▸ WHAT IS NEEDED
Using the listing below, please gather every line containing the word "this".

▸ RECORDS TO USE
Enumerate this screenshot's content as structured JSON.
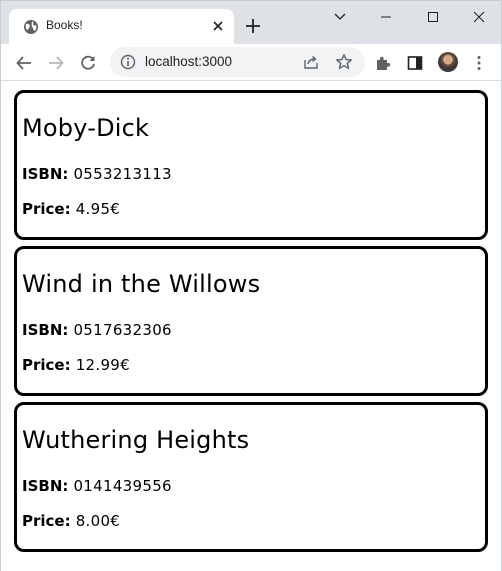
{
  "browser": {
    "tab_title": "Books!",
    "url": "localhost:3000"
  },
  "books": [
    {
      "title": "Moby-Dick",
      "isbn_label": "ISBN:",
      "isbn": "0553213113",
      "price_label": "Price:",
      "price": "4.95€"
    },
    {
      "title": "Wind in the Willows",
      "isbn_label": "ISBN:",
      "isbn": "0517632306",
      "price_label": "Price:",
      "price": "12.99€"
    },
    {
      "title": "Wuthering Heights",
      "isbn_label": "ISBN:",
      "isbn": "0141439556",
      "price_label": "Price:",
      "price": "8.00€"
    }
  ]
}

* * *

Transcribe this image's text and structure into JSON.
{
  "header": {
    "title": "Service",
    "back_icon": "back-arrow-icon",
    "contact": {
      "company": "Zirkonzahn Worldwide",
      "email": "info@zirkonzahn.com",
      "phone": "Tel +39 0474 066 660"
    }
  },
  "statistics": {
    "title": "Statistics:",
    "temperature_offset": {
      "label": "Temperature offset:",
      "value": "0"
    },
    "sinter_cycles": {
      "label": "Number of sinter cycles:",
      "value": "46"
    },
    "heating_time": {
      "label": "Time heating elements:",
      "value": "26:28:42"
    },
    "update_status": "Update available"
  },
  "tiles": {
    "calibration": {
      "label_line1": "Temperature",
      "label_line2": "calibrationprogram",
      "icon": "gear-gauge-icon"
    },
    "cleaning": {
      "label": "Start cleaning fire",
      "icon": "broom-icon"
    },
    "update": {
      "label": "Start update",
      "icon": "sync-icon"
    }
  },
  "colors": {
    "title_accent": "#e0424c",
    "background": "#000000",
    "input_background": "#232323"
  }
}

▸ THE ANSWER
Enumerate this screenshot's content as structured JSON.
Transcribe this image's text and structure into JSON.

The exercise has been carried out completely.